* _PROBLEM STATEMENT_
Everything from the line containing "What does this" to the final line of the records below should be given again exactly, and nothing else.
──────── INPUT RECORDS ────────
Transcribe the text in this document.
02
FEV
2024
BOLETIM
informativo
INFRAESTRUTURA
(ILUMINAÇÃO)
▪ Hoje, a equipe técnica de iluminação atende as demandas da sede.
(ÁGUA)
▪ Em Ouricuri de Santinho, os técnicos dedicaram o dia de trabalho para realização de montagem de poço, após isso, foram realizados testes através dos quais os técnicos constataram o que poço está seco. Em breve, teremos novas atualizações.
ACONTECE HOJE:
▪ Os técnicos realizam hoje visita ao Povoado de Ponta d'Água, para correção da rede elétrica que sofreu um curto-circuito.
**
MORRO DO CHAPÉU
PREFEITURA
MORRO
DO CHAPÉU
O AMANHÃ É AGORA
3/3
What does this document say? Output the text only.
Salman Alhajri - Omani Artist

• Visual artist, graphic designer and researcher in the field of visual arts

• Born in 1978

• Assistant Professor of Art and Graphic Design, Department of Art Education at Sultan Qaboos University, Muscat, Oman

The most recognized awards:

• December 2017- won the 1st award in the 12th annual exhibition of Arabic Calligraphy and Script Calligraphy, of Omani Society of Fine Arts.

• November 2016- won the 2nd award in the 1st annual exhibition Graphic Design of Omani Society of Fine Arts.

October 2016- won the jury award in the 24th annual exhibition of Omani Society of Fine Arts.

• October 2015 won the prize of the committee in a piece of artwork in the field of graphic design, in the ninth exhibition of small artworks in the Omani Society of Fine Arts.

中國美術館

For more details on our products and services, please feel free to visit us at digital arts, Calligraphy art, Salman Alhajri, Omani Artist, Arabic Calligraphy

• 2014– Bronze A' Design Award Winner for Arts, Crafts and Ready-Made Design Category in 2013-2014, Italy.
────────
* _COMPLETED EXERCISE_
What does this document say? Output the text only.
Salman Alhajri - Omani Artist

• Visual artist, graphic designer and researcher in the field of visual arts

• Born in 1978

• Assistant Professor of Art and Graphic Design, Department of Art Education at Sultan Qaboos University, Muscat, Oman

The most recognized awards:

• December 2017- won the 1st award in the 12th annual exhibition of Arabic Calligraphy and Script Calligraphy, of Omani Society of Fine Arts.

• November 2016- won the 2nd award in the 1st annual exhibition Graphic Design of Omani Society of Fine Arts.

October 2016- won the jury award in the 24th annual exhibition of Omani Society of Fine Arts.

• October 2015 won the prize of the committee in a piece of artwork in the field of graphic design, in the ninth exhibition of small artworks in the Omani Society of Fine Arts.

中國美術館

For more details on our products and services, please feel free to visit us at digital arts, Calligraphy art, Salman Alhajri, Omani Artist, Arabic Calligraphy

• 2014– Bronze A' Design Award Winner for Arts, Crafts and Ready-Made Design Category in 2013-2014, Italy.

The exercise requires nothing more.